- [Exercise requirements] Please report every line from the material that contains the word "siempre".

- [Provided material]
------------------------------------------------------------------------

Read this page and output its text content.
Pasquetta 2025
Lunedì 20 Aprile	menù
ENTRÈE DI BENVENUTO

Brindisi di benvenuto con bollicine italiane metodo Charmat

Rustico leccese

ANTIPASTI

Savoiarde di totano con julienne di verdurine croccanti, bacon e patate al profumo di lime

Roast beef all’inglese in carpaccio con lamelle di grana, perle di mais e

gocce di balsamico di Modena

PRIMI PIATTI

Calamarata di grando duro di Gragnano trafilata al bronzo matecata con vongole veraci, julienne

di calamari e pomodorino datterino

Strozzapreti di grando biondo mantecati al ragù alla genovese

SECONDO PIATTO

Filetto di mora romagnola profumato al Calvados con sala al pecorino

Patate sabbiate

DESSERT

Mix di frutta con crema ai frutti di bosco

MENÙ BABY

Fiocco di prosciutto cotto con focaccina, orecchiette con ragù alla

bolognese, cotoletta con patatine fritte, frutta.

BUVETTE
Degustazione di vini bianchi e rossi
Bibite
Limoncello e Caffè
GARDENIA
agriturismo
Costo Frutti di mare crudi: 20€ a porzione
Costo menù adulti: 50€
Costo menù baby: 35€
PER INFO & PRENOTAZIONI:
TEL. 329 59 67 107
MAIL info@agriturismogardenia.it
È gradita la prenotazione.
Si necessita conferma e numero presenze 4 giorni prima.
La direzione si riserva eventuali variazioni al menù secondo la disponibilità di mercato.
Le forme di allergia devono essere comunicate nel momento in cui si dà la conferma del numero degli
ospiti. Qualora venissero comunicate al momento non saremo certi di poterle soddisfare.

------------------------------------------------------------------------

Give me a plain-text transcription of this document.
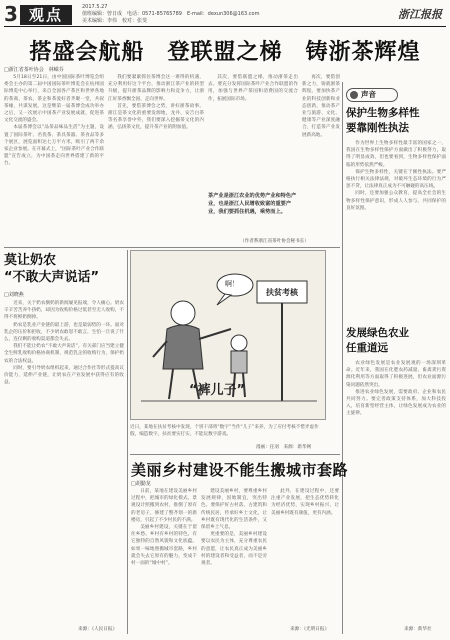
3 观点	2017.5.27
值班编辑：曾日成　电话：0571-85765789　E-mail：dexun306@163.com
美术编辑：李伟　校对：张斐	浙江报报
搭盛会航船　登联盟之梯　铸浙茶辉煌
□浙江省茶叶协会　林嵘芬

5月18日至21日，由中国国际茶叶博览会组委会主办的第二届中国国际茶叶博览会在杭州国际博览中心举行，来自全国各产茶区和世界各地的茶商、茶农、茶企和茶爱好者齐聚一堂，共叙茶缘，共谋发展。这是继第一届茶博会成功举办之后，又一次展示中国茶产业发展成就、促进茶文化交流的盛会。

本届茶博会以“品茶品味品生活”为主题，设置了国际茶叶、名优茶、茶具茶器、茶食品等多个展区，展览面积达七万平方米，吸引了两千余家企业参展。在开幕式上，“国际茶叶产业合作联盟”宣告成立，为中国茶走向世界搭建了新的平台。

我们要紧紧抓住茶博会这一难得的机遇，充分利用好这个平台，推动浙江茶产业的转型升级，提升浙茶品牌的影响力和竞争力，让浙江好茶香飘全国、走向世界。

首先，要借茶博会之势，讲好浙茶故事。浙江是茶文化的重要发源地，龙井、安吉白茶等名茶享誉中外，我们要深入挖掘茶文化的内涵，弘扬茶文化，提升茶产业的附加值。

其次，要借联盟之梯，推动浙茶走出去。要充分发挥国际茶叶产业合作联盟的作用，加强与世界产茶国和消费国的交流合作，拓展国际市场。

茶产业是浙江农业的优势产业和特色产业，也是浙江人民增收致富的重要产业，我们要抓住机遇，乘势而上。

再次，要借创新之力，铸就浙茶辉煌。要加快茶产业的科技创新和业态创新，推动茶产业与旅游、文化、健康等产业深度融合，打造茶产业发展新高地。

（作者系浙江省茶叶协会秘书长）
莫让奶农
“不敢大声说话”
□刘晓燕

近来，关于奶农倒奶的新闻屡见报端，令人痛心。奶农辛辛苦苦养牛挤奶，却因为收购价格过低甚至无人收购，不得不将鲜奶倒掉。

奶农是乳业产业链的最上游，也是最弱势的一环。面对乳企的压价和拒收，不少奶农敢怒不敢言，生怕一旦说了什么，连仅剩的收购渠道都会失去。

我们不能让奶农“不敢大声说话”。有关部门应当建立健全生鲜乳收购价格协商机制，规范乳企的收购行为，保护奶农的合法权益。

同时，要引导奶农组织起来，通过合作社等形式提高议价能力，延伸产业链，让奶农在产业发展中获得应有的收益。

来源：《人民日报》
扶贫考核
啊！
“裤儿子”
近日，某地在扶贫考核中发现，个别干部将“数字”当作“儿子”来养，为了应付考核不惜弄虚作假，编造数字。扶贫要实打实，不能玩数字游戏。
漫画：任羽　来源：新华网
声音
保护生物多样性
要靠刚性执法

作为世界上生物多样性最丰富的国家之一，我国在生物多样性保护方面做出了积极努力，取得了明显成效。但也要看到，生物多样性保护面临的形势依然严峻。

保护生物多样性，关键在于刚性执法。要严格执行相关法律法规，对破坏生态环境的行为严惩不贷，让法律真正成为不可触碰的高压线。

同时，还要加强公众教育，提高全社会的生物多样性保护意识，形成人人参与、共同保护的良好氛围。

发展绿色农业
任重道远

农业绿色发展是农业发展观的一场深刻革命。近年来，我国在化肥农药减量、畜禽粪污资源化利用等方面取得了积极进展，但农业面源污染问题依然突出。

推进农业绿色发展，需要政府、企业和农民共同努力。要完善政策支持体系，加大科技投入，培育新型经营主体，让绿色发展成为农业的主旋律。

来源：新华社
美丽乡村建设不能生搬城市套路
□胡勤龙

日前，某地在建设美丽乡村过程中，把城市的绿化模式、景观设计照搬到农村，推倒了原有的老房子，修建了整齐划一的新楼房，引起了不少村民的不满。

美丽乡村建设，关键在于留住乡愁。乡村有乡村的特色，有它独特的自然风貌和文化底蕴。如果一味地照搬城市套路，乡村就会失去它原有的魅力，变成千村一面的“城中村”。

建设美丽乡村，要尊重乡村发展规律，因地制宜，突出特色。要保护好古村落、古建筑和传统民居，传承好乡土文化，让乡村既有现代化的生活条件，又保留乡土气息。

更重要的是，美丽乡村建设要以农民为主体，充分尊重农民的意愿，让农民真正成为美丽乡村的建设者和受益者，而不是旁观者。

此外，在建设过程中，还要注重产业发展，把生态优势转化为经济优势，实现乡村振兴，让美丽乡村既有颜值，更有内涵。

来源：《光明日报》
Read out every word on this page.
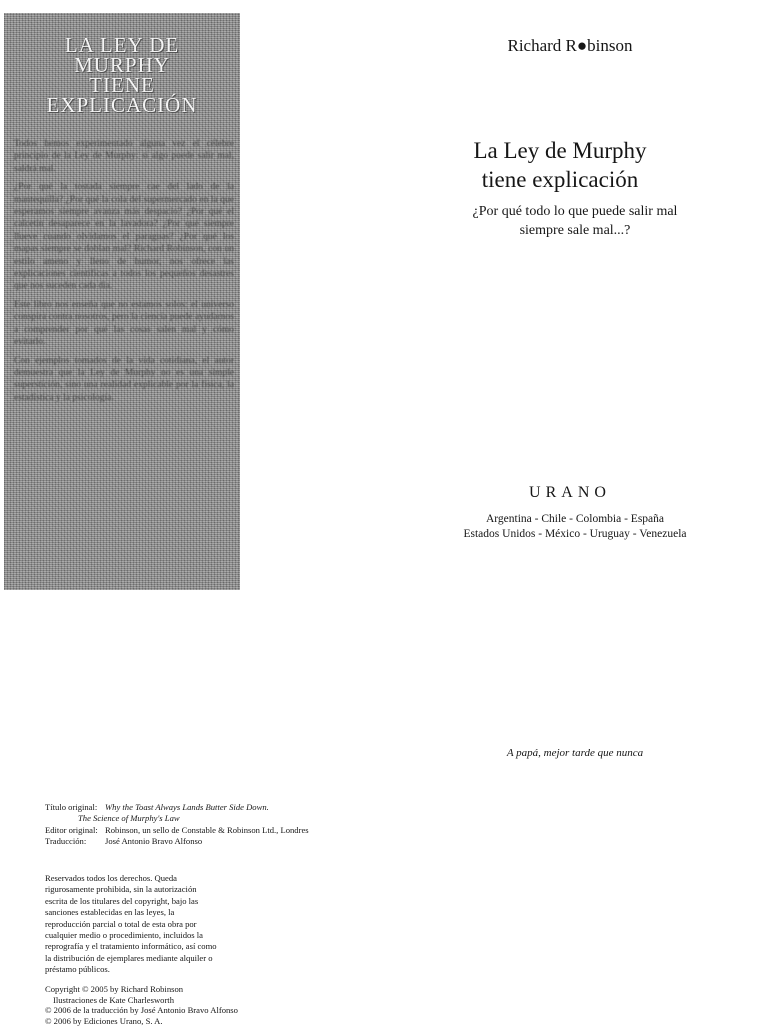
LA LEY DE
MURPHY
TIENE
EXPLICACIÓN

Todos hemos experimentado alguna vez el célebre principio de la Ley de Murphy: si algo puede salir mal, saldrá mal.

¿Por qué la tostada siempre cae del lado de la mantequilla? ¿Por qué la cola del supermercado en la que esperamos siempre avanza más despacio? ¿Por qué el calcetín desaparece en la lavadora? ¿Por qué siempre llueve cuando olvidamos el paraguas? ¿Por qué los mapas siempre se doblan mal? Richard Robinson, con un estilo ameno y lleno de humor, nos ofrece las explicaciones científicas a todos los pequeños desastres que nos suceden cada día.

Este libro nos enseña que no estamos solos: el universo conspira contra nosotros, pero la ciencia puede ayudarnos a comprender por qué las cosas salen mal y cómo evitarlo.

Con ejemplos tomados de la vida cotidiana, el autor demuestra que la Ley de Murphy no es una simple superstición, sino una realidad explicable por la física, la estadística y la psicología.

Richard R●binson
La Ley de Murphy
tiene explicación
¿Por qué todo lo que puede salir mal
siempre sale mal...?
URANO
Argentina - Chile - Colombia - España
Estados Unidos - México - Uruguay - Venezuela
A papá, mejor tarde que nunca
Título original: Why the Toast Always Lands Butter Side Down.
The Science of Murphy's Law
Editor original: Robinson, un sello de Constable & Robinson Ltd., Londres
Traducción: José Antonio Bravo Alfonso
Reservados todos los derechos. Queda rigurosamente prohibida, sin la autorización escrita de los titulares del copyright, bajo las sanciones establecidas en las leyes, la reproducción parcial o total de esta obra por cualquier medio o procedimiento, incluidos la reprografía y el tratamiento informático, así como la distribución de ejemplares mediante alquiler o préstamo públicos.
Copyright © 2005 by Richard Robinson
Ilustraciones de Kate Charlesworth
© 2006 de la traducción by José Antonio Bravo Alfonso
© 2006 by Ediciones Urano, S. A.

------------------------------------------------------------------------

- [Answer to this exercise]
¿Por qué la tostada siempre cae del lado de la mantequilla? ¿Por qué la cola del supermercado en la que esperamos siempre avanza más despacio? ¿Por qué el calcetín desaparece en la lavadora? ¿Por qué siempre llueve cuando olvidamos el paraguas? ¿Por qué los mapas siempre se doblan mal? Richard Robinson, con un estilo ameno y lleno de humor, nos ofrece las explicaciones científicas a todos los pequeños desastres que nos suceden cada día.
siempre sale mal...?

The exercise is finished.